GIVEN INSTRUCTION:
Please copy the items from the line with "ticker-cell (483, 189, 505, 192)" up to and including the line with "chart-panel (62, 319, 259, 372)", swapping "side-values" for "value-column" and leaving everything else unchanged.

[Visual layout annotation data]
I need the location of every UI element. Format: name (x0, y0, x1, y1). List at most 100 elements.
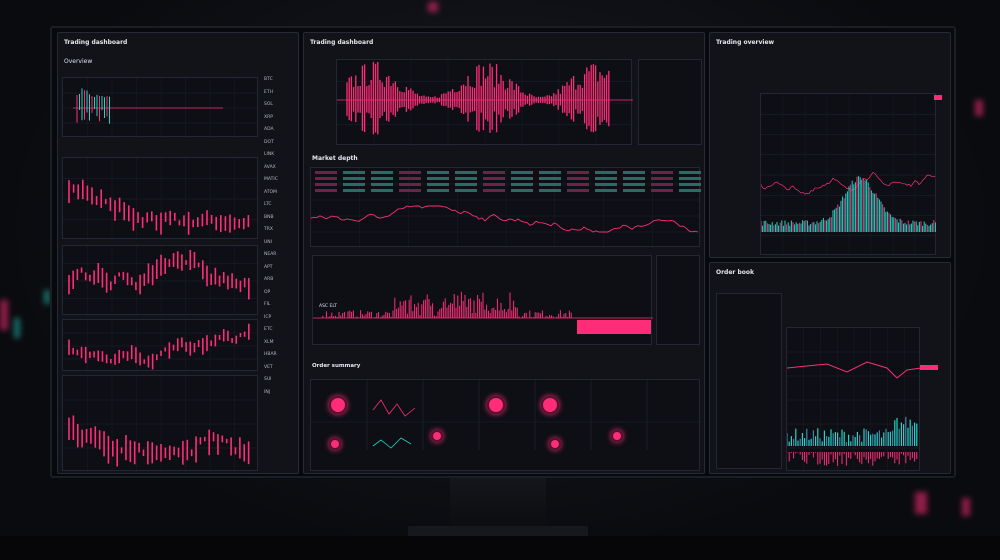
ticker-cell (483, 189, 505, 192)
action-button[interactable] (577, 320, 651, 334)
sparkline (372, 399, 416, 417)
ticker-cell (455, 171, 477, 174)
panel-subtitle: Overview (64, 58, 93, 65)
symbol-item[interactable]: BTC (264, 77, 273, 82)
ticker-cell (651, 183, 673, 186)
ticker-cell (595, 183, 617, 186)
symbol-item[interactable]: VET (264, 364, 273, 370)
ticker-cell (651, 171, 673, 174)
wave-chart-panel (336, 59, 633, 146)
bg-glow (428, 2, 438, 12)
ticker-cell (399, 183, 421, 186)
symbol-item[interactable]: LINK (264, 152, 275, 157)
symbol-item[interactable]: MATIC (264, 177, 278, 182)
side-values (656, 255, 700, 345)
ticker-cell (539, 171, 561, 174)
ticker-cell (539, 189, 561, 192)
side-values (638, 59, 702, 145)
symbol-item[interactable]: ADA (264, 127, 274, 132)
ticker-cell (511, 177, 533, 180)
ticker-cell (511, 183, 533, 186)
ticker-cell (679, 177, 701, 180)
monitor-stand (450, 478, 546, 528)
chart-panel (62, 319, 259, 372)
bg-glow (915, 492, 927, 514)
symbol-item[interactable]: OP (264, 289, 271, 295)
symbol-item[interactable]: SOL (264, 102, 273, 107)
ticker-cell (679, 171, 701, 174)
monitor-base (408, 526, 588, 538)
ticker-cell (567, 189, 589, 192)
ticker-cell (511, 171, 533, 174)
mini-chart-panel (62, 77, 259, 138)
symbol-item[interactable]: ATOM (264, 189, 277, 195)
symbol-list: BTC ETH SOL XRP ADA DOT LINK AVAX MATIC ATOM LTC BN… (264, 77, 298, 402)
ticker-cell (399, 189, 421, 192)
badge (934, 95, 942, 100)
symbol-item[interactable]: BNB (264, 214, 274, 220)
ticker-cell (371, 189, 393, 192)
coin-icon (549, 438, 561, 450)
coin-icon (541, 396, 559, 414)
symbol-item[interactable]: ETC (264, 327, 273, 332)
ticker-cell (539, 183, 561, 186)
chart-panel (62, 157, 259, 240)
bg-glow (962, 498, 970, 516)
ticker-cell (483, 177, 505, 180)
symbol-item[interactable]: ARB (264, 277, 274, 282)
symbol-item[interactable]: SUI (264, 377, 272, 382)
ticker-cell (343, 177, 365, 180)
ticker-cell (343, 183, 365, 186)
bg-glow (975, 100, 983, 116)
ticker-cell (483, 183, 505, 186)
ticker-cell (679, 183, 701, 186)
panel-title: Trading dashboard (310, 39, 374, 46)
line-chart-panel (310, 167, 701, 248)
ticker-cell (343, 171, 365, 174)
symbol-item[interactable]: DOT (264, 139, 274, 145)
order-list (716, 293, 782, 469)
symbol-item[interactable]: INJ (264, 389, 271, 395)
price-chart-panel (786, 327, 921, 472)
ticker-cell (511, 189, 533, 192)
ticker-cell (315, 189, 337, 192)
ticker-cell (623, 177, 645, 180)
sparkline (372, 437, 412, 449)
ticker-cell (427, 171, 449, 174)
symbol-item[interactable]: XLM (264, 339, 274, 345)
symbol-item[interactable]: XRP (264, 114, 273, 120)
coin-icon (329, 396, 347, 414)
price-marker (920, 365, 938, 370)
ticker-cell (567, 171, 589, 174)
price-line (761, 171, 936, 195)
ticker-cell (567, 177, 589, 180)
ticker-cell (427, 183, 449, 186)
symbol-item[interactable]: APT (264, 264, 273, 270)
ticker-cell (539, 177, 561, 180)
volume-chart-panel: ASC ELT (312, 255, 653, 345)
symbol-item[interactable]: FIL (264, 302, 271, 307)
symbol-item[interactable]: HBAR (264, 352, 277, 357)
middle-panel: Trading dashboard Market depth ASC ELT O… (303, 32, 705, 474)
ticker-cell (315, 183, 337, 186)
ticker-cell (595, 189, 617, 192)
ticker-cell (315, 171, 337, 174)
right-top-panel: Trading overview (709, 32, 951, 258)
symbol-item[interactable]: TRX (264, 227, 273, 232)
ticker-cell (315, 177, 337, 180)
symbol-item[interactable]: ICP (264, 314, 272, 320)
symbol-item[interactable]: ETH (264, 89, 273, 95)
panel-title: Trading overview (716, 39, 775, 46)
symbol-item[interactable]: UNI (264, 239, 272, 245)
chart-panel (62, 375, 259, 472)
ticker-cell (455, 189, 477, 192)
symbol-item[interactable]: AVAX (264, 164, 276, 170)
symbol-item[interactable]: NEAR (264, 252, 277, 257)
section-title: Order summary (312, 363, 361, 369)
ticker-cell (427, 177, 449, 180)
bg-glow (44, 290, 50, 304)
monitor-screen: Trading dashboard Overview BTC ETH SOL XRP A… (50, 26, 956, 478)
ticker-cell (371, 177, 393, 180)
symbol-item[interactable]: LTC (264, 202, 272, 207)
left-panel: Trading dashboard Overview BTC ETH SOL XRP A… (57, 32, 299, 474)
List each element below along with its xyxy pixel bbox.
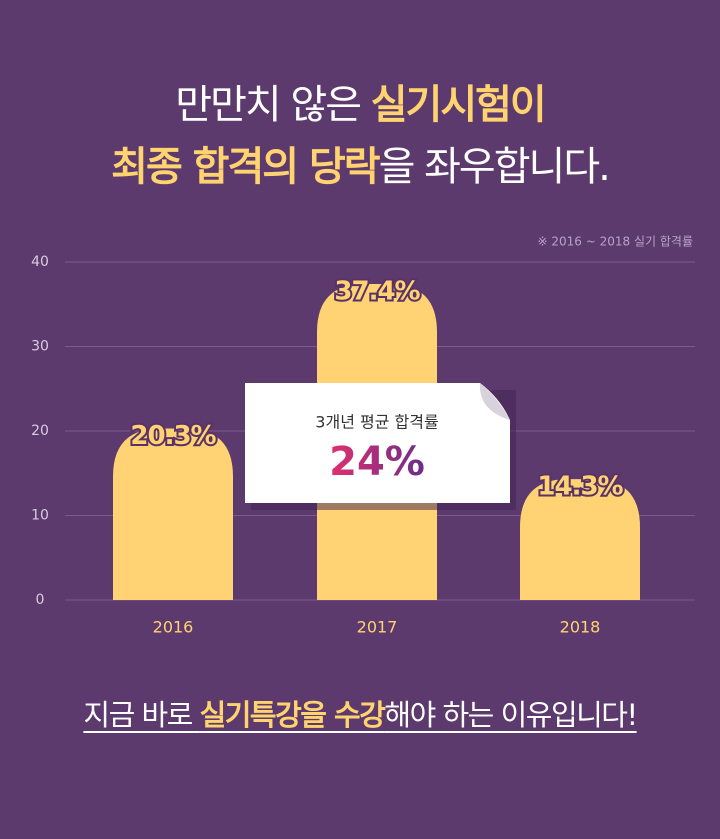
callout-text: 3개년 평균 합격률 [315,413,438,432]
title-highlight: 실기시험이 [370,82,547,128]
y-tick-label: 0 [36,592,45,608]
title-text: 만만치 않은 [175,82,371,128]
footer-line: 지금 바로 실기특강을 수강해야 하는 이유입니다! [83,698,638,732]
title-line: 최종 합격의 당락을 좌우합니다. [0,134,720,192]
y-tick-label: 40 [31,254,49,270]
bar [113,428,233,600]
value-label: 37.4% [334,276,420,306]
footer-highlight: 실기특강을 수강 [199,698,386,732]
title-highlight: 최종 합격의 당락 [111,144,380,190]
value-label: 14.3% [537,472,623,502]
footer: 지금 바로 실기특강을 수강해야 하는 이유입니다! [0,692,720,734]
x-tick-label: 2016 [153,618,194,637]
callout-box [245,383,510,503]
x-tick-label: 2017 [357,618,398,637]
bar [520,479,640,600]
value-label: 20.3% [130,421,216,451]
chart-note: ※ 2016 ~ 2018 실기 합격률 [538,235,693,249]
y-tick-label: 30 [31,339,49,355]
footer-text: 지금 바로 [83,698,200,732]
y-tick-label: 20 [31,423,49,439]
callout-curl [479,383,510,420]
title-text: 을 좌우합니다. [378,144,611,190]
y-tick-label: 10 [31,508,49,524]
callout-value: 24% [329,439,425,485]
x-tick-label: 2018 [560,618,601,637]
footer-text: 해야 하는 이유입니다! [384,698,638,732]
title-line: 만만치 않은 실기시험이 [0,72,720,130]
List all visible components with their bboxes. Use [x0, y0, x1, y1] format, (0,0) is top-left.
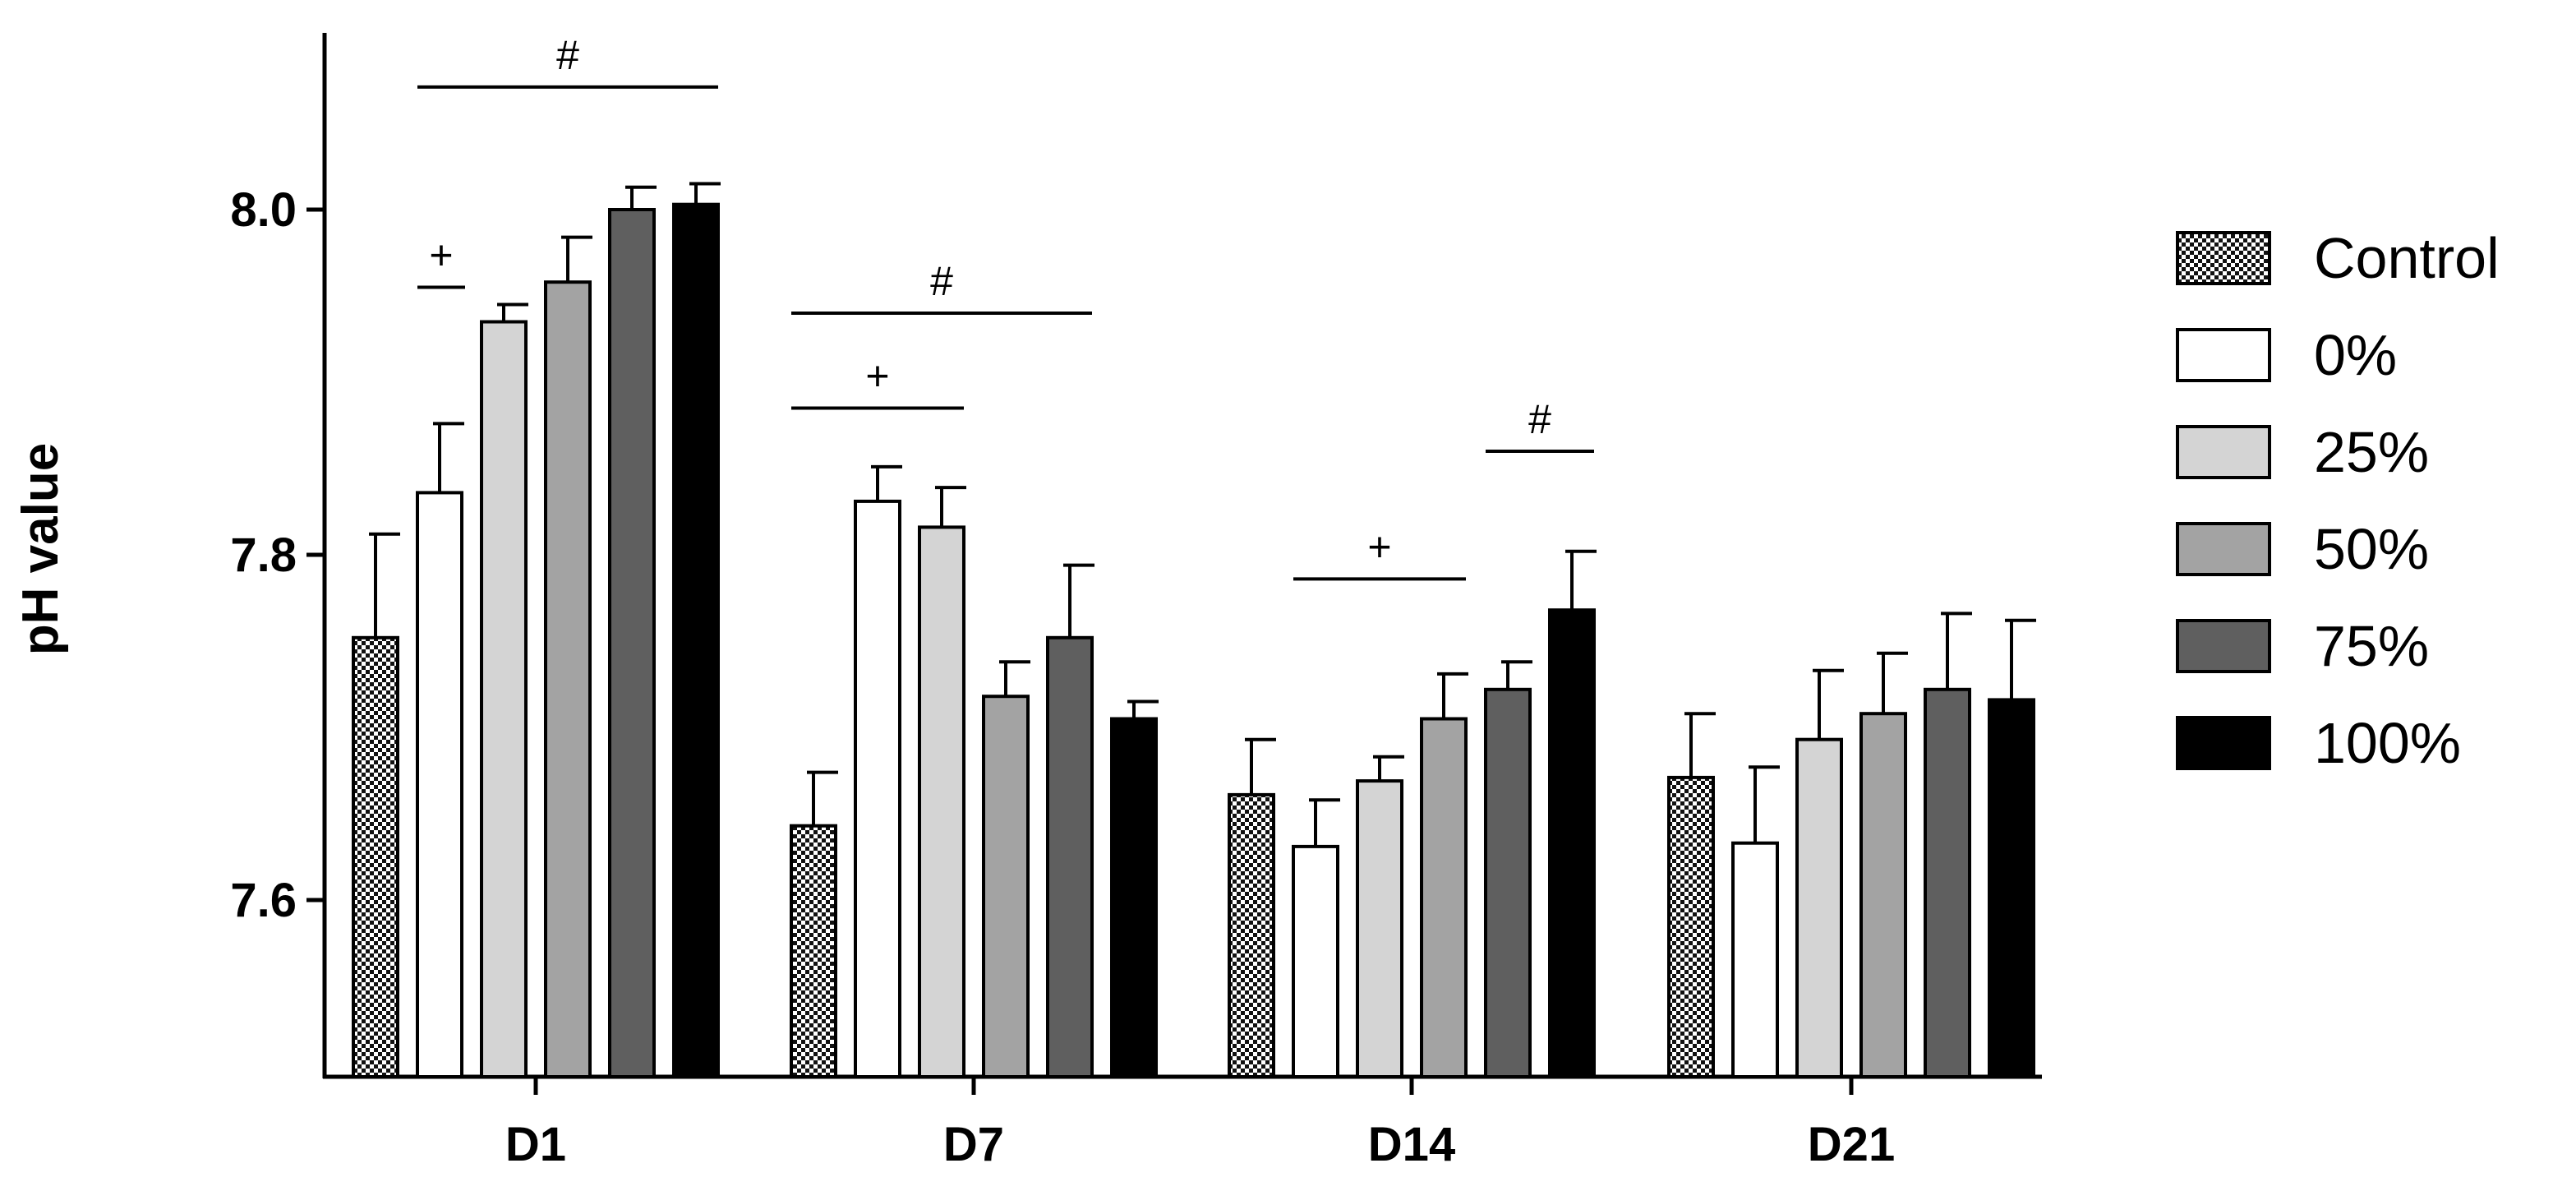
legend-label: 100%	[2314, 711, 2461, 775]
bar	[1110, 717, 1158, 1078]
bar	[1548, 608, 1596, 1078]
legend-label: 0%	[2314, 323, 2397, 387]
legend-swatch	[2176, 425, 2271, 479]
bar	[918, 525, 965, 1078]
significance-marker: #	[930, 258, 953, 304]
legend-swatch	[2176, 231, 2271, 285]
legend-label: 50%	[2314, 517, 2429, 581]
significance-marker: +	[1367, 524, 1391, 570]
legend-swatch	[2176, 522, 2271, 576]
bar	[1859, 712, 1907, 1078]
legend-swatch	[2176, 619, 2271, 673]
bar	[1356, 779, 1403, 1078]
legend-label: Control	[2314, 226, 2500, 290]
legend-label: 75%	[2314, 614, 2429, 678]
y-axis-label: pH value	[12, 443, 69, 655]
significance-marker: #	[1528, 396, 1551, 442]
bar	[352, 635, 399, 1078]
significance-marker: +	[865, 353, 889, 399]
bar	[1420, 717, 1468, 1078]
bar	[416, 491, 463, 1078]
significance-marker: #	[556, 32, 579, 78]
bar	[1292, 844, 1339, 1079]
legend-label: 25%	[2314, 420, 2429, 484]
bar	[1484, 687, 1532, 1078]
bar	[672, 202, 720, 1079]
y-tick-label: 7.6	[230, 874, 297, 927]
bar	[1924, 687, 1971, 1078]
bar	[854, 499, 901, 1078]
bar	[480, 320, 528, 1078]
y-tick-label: 8.0	[230, 183, 297, 237]
x-tick-label: D7	[943, 1118, 1004, 1171]
bar	[544, 280, 592, 1078]
bar	[1988, 698, 2035, 1079]
bar	[608, 208, 656, 1078]
significance-marker: +	[429, 233, 453, 279]
bar	[790, 824, 837, 1078]
bar	[982, 695, 1030, 1078]
bar	[1731, 841, 1779, 1078]
x-tick-label: D21	[1808, 1118, 1895, 1171]
y-tick-label: 7.8	[230, 529, 297, 582]
bar	[1667, 775, 1715, 1079]
bar	[1228, 792, 1275, 1079]
bar	[1795, 737, 1843, 1078]
x-tick-label: D1	[505, 1118, 566, 1171]
legend-swatch	[2176, 716, 2271, 770]
x-tick-label: D14	[1368, 1118, 1455, 1171]
bar	[1046, 635, 1094, 1078]
legend-swatch	[2176, 328, 2271, 382]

COMPLETE RESPONSE:
ticker-cell (483, 189, 505, 192)
action-button[interactable] (577, 320, 651, 334)
sparkline (372, 399, 416, 417)
ticker-cell (455, 171, 477, 174)
panel-subtitle: Overview (64, 58, 93, 65)
symbol-item[interactable]: BTC (264, 77, 273, 82)
ticker-cell (651, 183, 673, 186)
ticker-cell (595, 183, 617, 186)
symbol-item[interactable]: VET (264, 364, 273, 370)
ticker-cell (651, 171, 673, 174)
wave-chart-panel (336, 59, 633, 146)
bg-glow (428, 2, 438, 12)
ticker-cell (399, 183, 421, 186)
symbol-item[interactable]: LINK (264, 152, 275, 157)
symbol-item[interactable]: MATIC (264, 177, 278, 182)
value-column (656, 255, 700, 345)
ticker-cell (539, 171, 561, 174)
ticker-cell (539, 189, 561, 192)
value-column (638, 59, 702, 145)
symbol-item[interactable]: ADA (264, 127, 274, 132)
ticker-cell (511, 177, 533, 180)
ticker-cell (511, 183, 533, 186)
ticker-cell (679, 177, 701, 180)
monitor-stand (450, 478, 546, 528)
chart-panel (62, 319, 259, 372)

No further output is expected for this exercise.